### WHAT YOU HAVE TO DO
What is the number of lines in the entries that include the word "rate"? Respond with the number only.
===== LISTED ENTRIES
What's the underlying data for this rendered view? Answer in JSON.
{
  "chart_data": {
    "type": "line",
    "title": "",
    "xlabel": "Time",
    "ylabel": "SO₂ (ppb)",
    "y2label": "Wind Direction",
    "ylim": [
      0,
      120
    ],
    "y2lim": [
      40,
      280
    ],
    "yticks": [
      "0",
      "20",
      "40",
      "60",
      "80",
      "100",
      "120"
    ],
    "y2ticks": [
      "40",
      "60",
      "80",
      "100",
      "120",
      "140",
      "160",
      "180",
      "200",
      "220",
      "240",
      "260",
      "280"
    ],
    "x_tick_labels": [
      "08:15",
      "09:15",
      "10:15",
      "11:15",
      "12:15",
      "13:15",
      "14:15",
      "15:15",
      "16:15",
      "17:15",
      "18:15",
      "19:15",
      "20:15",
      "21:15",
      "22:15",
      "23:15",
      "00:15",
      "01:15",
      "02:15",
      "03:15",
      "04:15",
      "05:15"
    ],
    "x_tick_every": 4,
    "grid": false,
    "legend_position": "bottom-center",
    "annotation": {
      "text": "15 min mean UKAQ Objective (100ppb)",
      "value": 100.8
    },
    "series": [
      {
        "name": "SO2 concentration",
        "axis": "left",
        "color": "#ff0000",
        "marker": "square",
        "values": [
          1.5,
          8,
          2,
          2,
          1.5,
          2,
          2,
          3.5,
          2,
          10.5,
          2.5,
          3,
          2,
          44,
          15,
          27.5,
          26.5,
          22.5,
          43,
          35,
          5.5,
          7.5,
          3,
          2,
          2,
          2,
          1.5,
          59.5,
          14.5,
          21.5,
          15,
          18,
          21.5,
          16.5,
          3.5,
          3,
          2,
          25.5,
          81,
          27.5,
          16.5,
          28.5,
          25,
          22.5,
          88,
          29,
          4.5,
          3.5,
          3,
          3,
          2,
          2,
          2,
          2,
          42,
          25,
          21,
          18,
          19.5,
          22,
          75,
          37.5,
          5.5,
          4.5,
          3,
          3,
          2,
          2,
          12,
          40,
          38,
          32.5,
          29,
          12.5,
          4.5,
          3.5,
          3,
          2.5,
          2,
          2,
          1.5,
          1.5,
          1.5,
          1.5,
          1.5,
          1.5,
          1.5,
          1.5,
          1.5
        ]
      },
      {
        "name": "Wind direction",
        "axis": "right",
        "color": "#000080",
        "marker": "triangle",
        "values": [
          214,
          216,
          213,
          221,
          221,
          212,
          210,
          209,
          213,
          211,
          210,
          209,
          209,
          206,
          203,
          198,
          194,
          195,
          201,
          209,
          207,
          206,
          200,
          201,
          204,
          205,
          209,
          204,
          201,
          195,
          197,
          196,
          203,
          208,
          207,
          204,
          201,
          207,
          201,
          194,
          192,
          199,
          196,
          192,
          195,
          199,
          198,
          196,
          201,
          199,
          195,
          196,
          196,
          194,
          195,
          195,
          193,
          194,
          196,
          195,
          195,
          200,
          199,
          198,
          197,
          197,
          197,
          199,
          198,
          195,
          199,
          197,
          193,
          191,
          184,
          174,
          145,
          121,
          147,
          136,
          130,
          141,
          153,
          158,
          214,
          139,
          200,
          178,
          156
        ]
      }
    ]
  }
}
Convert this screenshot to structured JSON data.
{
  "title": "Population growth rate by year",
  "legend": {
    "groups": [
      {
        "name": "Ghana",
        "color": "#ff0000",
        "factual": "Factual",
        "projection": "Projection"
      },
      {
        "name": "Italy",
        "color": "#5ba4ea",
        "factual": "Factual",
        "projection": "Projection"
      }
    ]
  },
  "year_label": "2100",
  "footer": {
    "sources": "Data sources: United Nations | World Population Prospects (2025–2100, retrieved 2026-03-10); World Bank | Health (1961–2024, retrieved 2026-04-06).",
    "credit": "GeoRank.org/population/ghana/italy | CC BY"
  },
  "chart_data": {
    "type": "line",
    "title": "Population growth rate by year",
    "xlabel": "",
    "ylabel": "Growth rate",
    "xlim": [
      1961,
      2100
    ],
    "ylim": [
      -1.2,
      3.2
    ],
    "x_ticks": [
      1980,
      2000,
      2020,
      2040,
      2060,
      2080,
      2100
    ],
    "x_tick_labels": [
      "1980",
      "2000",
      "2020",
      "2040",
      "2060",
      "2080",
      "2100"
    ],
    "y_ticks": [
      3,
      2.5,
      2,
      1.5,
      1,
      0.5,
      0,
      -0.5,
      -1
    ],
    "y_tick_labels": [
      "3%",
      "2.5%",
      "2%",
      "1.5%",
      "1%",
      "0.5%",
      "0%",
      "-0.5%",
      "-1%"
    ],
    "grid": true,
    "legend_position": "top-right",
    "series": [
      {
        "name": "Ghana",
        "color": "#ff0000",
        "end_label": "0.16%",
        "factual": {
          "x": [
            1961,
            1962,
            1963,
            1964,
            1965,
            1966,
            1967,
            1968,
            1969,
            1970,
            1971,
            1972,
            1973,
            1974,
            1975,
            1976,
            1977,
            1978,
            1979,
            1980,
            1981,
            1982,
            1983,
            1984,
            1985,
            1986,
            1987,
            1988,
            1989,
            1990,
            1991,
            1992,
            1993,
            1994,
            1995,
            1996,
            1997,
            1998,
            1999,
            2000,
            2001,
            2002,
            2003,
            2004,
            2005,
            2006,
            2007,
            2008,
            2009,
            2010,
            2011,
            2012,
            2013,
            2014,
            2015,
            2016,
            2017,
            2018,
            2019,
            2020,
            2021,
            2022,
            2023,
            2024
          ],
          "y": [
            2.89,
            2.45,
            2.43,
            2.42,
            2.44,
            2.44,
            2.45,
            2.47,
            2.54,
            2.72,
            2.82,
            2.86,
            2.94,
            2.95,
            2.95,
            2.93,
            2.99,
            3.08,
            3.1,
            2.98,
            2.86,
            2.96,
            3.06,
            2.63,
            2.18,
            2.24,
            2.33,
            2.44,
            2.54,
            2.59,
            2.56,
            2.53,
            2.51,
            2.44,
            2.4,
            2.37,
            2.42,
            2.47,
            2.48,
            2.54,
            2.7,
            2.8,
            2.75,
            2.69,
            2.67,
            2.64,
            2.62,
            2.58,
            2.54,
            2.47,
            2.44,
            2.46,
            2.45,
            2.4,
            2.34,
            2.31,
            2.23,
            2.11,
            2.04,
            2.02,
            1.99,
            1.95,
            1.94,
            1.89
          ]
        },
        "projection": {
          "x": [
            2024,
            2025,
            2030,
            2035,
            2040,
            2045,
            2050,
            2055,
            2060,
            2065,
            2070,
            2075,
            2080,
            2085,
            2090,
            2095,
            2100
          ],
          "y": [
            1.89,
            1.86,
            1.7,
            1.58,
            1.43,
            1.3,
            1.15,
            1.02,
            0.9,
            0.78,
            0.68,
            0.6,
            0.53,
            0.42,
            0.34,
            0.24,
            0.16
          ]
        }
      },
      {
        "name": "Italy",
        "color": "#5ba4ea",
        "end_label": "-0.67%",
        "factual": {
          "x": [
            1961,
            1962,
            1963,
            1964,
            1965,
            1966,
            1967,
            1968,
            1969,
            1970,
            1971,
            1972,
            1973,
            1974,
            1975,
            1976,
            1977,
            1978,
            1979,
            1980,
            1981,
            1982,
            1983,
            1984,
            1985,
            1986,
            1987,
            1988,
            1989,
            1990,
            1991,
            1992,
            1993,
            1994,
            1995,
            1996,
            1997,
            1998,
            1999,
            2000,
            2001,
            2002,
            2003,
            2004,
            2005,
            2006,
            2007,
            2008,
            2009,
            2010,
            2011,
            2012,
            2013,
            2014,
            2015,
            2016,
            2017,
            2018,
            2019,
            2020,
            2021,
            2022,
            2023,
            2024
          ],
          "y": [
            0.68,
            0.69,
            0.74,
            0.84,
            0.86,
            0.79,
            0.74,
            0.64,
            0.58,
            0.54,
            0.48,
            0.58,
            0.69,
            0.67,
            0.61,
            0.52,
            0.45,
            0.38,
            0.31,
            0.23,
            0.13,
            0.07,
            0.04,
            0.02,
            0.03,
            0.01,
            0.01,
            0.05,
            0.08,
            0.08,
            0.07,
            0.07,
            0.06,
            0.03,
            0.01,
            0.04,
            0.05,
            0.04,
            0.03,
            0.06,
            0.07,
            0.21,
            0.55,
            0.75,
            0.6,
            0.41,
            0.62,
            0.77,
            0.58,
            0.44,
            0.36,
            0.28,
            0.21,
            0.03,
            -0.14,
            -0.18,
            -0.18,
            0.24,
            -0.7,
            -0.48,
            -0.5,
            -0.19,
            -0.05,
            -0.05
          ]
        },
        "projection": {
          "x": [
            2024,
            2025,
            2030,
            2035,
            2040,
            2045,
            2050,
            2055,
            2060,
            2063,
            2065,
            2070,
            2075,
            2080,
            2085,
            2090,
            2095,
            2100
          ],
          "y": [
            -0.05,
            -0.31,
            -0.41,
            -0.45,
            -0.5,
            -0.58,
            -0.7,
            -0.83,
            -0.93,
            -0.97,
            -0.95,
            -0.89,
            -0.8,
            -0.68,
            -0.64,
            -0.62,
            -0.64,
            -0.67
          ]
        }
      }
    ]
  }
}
==========
### WRITTEN SOLUTION
3